■ **Instructions to follow**:
Scan the entries for the string "到对称轴直线" and give the number of lines that have it, nothing further.

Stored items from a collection
-=-=-

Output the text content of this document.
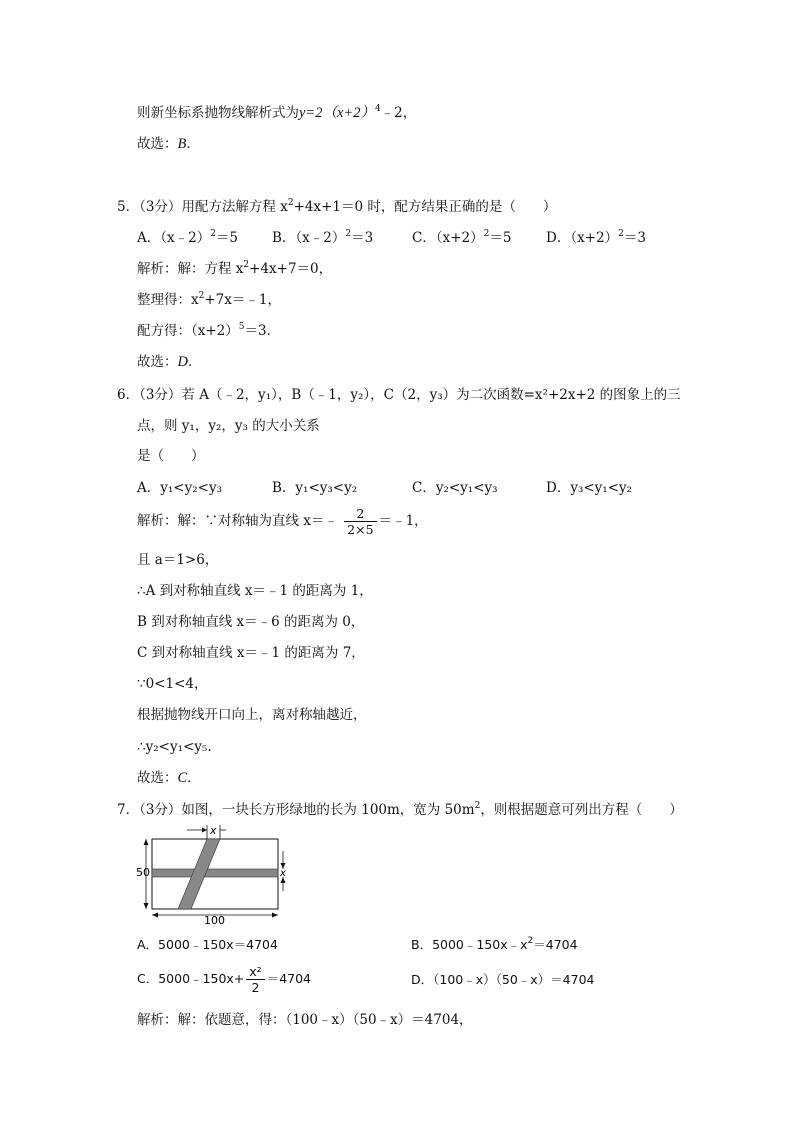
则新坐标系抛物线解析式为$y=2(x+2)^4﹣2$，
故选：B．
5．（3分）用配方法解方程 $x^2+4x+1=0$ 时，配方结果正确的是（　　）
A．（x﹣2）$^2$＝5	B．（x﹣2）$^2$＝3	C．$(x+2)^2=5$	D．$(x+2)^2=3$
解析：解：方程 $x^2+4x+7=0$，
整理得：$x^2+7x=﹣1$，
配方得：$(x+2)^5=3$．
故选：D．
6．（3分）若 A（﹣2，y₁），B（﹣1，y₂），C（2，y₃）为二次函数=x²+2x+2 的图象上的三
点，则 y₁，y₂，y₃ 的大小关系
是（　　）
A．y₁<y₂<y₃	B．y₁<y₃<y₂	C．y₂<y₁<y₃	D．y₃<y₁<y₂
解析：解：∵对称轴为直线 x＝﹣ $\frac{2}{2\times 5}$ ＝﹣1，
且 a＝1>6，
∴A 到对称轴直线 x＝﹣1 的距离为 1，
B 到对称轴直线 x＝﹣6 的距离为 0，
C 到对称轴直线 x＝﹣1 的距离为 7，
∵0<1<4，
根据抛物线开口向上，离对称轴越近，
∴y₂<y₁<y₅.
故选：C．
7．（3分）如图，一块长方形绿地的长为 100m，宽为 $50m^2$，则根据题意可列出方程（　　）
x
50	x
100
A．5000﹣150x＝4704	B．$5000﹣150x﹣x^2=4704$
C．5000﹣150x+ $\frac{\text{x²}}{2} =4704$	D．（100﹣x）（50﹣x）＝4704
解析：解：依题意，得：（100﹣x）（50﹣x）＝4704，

-=-=-

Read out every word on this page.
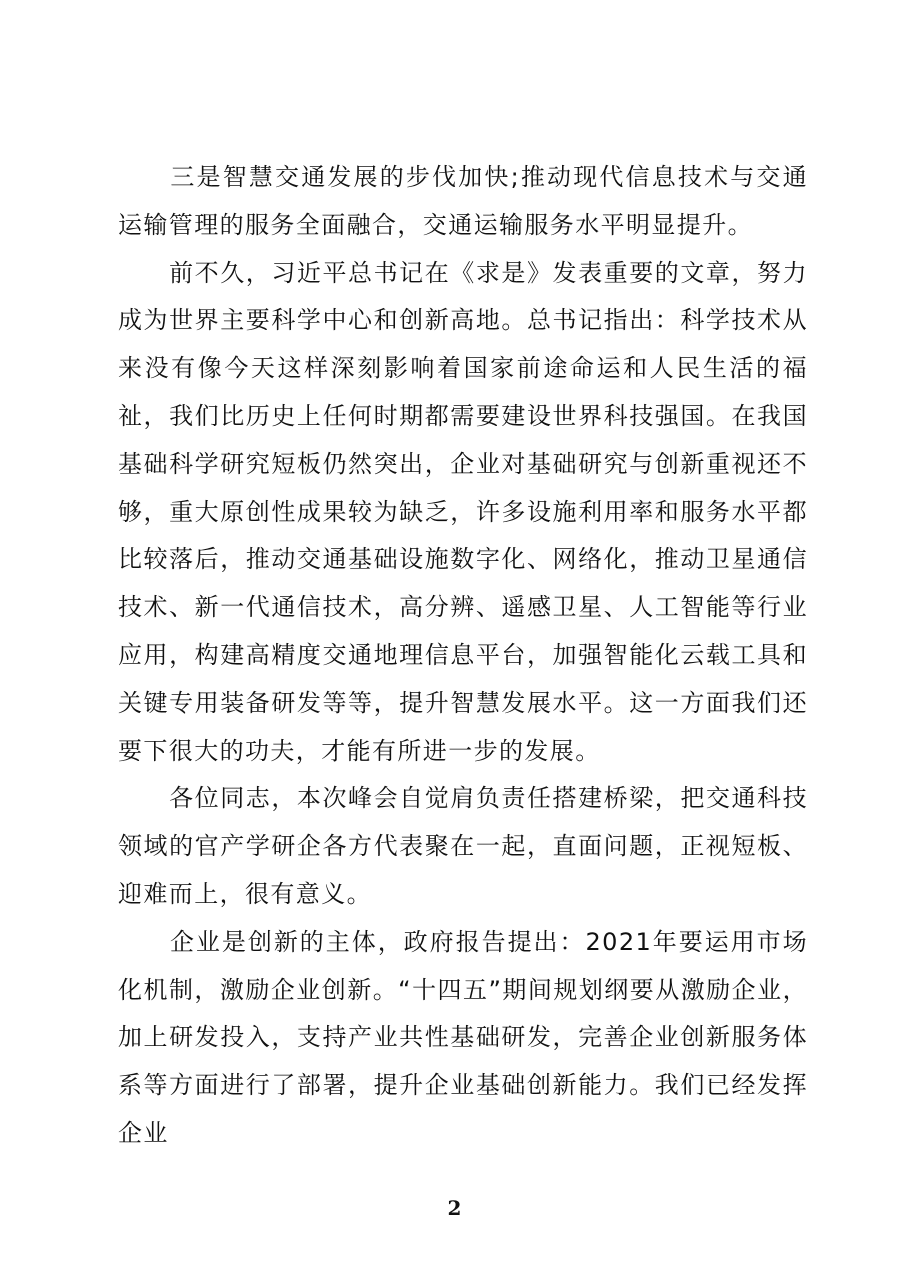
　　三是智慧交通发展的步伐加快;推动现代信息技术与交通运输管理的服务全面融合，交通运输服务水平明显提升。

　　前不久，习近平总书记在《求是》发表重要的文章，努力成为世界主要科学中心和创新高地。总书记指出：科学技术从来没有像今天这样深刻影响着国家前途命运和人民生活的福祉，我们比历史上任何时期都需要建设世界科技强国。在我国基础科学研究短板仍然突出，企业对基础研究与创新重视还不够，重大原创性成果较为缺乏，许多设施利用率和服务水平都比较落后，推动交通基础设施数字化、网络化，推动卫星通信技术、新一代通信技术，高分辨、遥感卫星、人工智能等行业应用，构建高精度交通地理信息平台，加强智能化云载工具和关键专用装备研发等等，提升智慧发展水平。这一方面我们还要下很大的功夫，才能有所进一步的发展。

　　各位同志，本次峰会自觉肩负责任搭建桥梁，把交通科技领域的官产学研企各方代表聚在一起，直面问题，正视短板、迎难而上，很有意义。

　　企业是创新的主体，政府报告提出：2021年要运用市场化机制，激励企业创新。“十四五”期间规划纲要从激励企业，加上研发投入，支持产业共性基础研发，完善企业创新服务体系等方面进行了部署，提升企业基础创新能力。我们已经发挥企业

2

-=-=-

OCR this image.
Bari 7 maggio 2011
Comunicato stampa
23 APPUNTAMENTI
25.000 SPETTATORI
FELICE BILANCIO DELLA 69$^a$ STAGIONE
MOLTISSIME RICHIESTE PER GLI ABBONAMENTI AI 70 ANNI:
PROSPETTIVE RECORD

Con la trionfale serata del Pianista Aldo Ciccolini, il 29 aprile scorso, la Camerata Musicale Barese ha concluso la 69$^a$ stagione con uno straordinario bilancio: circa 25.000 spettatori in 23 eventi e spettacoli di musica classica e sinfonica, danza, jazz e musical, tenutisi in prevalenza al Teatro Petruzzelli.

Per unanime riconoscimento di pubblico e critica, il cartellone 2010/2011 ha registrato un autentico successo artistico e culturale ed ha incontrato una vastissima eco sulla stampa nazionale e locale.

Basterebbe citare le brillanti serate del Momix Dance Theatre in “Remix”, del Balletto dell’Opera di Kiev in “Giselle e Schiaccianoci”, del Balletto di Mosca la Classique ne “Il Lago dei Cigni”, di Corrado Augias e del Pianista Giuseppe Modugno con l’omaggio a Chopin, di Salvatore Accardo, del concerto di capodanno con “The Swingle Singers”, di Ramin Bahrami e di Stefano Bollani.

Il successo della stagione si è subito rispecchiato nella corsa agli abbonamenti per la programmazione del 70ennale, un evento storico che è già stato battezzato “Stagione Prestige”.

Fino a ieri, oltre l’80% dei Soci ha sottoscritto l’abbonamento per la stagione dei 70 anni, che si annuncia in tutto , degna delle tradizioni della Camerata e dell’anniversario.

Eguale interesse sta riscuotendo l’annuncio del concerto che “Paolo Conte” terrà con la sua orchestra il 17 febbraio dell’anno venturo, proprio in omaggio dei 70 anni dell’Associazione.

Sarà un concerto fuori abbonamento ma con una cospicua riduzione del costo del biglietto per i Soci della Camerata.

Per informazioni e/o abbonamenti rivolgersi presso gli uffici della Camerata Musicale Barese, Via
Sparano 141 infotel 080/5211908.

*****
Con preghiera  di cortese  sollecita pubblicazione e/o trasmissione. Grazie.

-=-=-

■ **Completed exercise**:
3